▸ **YOUR OBJECTIVE**
Pull every line with the word "start" out of the entries below.

(Collected data entries)

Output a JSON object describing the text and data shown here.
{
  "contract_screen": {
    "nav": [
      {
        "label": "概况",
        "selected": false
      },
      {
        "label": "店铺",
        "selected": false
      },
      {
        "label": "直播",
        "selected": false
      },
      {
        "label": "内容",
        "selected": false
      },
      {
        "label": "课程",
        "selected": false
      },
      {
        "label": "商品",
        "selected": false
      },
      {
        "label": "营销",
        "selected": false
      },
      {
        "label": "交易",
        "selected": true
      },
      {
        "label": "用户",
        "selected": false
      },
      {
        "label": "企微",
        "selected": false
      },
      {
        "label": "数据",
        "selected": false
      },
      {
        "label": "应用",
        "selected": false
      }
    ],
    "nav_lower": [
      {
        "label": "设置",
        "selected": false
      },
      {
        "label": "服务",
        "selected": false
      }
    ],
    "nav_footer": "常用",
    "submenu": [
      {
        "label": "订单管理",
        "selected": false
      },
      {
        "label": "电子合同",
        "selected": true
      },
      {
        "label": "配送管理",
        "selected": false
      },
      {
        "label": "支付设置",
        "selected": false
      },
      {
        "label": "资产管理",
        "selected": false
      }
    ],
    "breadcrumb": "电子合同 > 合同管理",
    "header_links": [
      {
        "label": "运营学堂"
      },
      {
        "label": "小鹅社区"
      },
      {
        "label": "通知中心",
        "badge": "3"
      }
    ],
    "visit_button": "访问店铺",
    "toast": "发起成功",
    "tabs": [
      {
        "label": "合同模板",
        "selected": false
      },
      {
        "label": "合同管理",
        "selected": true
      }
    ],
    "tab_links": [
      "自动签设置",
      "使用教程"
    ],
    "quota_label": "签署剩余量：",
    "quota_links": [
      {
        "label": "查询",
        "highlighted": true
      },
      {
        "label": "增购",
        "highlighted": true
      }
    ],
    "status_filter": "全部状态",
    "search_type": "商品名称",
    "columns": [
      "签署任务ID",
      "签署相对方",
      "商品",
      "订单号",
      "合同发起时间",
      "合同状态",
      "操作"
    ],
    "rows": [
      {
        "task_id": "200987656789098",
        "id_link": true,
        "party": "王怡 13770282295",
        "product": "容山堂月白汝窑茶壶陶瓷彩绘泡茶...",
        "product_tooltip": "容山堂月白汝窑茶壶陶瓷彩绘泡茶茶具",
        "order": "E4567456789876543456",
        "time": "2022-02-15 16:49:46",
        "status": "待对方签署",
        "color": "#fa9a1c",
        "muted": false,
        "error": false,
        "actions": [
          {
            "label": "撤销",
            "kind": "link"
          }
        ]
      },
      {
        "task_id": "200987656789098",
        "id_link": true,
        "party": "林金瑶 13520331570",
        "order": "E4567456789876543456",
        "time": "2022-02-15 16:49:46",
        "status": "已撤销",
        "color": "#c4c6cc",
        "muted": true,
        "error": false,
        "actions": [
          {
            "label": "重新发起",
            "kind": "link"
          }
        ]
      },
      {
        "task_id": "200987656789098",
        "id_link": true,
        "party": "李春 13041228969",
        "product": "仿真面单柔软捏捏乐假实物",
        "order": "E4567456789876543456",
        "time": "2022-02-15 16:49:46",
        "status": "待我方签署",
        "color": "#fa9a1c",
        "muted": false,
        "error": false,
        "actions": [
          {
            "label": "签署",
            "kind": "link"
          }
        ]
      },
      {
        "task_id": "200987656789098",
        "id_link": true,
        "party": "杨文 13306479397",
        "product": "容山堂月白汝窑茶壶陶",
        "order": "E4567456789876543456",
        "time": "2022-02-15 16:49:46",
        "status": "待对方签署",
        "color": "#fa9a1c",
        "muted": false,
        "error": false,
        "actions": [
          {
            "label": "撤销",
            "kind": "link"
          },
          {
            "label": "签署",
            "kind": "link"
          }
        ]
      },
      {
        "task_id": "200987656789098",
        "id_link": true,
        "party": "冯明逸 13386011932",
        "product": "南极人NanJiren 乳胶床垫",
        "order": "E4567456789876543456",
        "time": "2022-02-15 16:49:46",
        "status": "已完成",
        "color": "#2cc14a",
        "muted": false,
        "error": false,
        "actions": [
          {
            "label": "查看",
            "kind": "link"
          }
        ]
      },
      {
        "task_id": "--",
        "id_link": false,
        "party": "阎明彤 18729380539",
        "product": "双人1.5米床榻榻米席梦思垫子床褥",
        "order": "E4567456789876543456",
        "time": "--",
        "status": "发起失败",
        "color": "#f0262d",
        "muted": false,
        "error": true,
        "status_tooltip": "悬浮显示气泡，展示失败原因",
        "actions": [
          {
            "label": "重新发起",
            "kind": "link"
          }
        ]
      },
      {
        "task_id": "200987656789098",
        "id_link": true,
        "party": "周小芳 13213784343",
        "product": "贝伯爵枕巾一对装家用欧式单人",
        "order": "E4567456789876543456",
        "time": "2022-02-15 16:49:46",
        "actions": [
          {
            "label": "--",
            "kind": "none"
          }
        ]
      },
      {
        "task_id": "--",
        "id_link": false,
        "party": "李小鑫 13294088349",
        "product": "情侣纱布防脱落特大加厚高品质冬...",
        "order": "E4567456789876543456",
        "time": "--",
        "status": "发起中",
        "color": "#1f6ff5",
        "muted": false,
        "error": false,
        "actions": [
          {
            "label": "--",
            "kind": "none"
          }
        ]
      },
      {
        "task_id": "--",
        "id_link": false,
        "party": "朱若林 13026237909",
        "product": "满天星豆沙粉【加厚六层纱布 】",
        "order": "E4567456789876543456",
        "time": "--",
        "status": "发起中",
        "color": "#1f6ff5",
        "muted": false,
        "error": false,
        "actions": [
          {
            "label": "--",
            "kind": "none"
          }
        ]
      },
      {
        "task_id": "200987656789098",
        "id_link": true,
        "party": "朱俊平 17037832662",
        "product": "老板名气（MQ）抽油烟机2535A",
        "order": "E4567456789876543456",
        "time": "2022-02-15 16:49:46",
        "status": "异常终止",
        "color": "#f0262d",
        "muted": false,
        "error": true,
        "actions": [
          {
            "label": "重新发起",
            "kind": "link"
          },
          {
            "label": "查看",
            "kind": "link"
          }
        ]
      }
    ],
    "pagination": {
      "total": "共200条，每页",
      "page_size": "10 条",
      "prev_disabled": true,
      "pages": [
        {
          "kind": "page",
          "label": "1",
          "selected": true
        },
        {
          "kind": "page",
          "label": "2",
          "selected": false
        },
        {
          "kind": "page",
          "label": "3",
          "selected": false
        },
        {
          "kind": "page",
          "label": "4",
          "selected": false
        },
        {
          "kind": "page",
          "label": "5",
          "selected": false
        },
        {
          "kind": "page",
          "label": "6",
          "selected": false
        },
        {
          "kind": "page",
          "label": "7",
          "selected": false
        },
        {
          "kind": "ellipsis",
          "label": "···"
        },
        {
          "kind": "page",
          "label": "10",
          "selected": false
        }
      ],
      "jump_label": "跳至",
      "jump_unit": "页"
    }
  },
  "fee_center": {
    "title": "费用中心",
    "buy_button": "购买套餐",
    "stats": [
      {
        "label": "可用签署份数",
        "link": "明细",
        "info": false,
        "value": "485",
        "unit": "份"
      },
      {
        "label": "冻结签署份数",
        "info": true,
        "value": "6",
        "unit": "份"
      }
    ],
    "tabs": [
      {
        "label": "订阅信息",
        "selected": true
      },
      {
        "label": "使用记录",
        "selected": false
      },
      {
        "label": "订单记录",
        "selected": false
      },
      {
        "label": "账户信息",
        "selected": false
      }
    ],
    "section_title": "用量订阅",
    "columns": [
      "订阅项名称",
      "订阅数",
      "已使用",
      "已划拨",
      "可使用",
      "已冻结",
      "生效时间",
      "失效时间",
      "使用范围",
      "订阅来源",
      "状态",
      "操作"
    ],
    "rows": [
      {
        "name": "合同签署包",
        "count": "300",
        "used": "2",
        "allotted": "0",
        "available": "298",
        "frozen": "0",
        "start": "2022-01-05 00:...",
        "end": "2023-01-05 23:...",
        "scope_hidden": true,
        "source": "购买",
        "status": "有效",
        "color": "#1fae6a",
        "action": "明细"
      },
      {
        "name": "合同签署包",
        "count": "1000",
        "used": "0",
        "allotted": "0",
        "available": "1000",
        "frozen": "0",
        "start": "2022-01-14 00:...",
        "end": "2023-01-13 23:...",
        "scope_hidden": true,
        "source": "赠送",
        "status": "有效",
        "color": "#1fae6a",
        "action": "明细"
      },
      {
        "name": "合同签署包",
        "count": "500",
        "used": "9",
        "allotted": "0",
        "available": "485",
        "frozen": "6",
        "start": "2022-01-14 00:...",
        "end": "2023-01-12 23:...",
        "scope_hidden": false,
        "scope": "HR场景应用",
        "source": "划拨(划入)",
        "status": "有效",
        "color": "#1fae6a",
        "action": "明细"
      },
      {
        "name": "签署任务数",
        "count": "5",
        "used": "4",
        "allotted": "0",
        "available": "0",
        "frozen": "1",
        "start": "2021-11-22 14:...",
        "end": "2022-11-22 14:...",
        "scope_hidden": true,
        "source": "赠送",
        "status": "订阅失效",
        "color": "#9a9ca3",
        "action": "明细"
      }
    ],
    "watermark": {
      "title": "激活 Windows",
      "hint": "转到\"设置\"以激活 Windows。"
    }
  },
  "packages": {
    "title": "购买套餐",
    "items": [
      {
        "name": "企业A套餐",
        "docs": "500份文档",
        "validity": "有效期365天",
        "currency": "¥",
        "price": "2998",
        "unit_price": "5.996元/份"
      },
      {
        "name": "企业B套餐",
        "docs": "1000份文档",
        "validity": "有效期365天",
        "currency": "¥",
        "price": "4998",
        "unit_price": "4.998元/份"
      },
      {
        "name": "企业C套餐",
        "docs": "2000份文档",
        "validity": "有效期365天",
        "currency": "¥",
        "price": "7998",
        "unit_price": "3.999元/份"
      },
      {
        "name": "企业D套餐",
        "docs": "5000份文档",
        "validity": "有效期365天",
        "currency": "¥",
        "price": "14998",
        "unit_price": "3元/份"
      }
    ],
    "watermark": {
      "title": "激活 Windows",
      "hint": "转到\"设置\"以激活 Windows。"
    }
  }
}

▸ **ANSWER FOR THE TASK**
        "start": "2022-01-05 00:...",
        "start": "2022-01-14 00:...",
        "start": "2022-01-14 00:...",
        "start": "2021-11-22 14:...",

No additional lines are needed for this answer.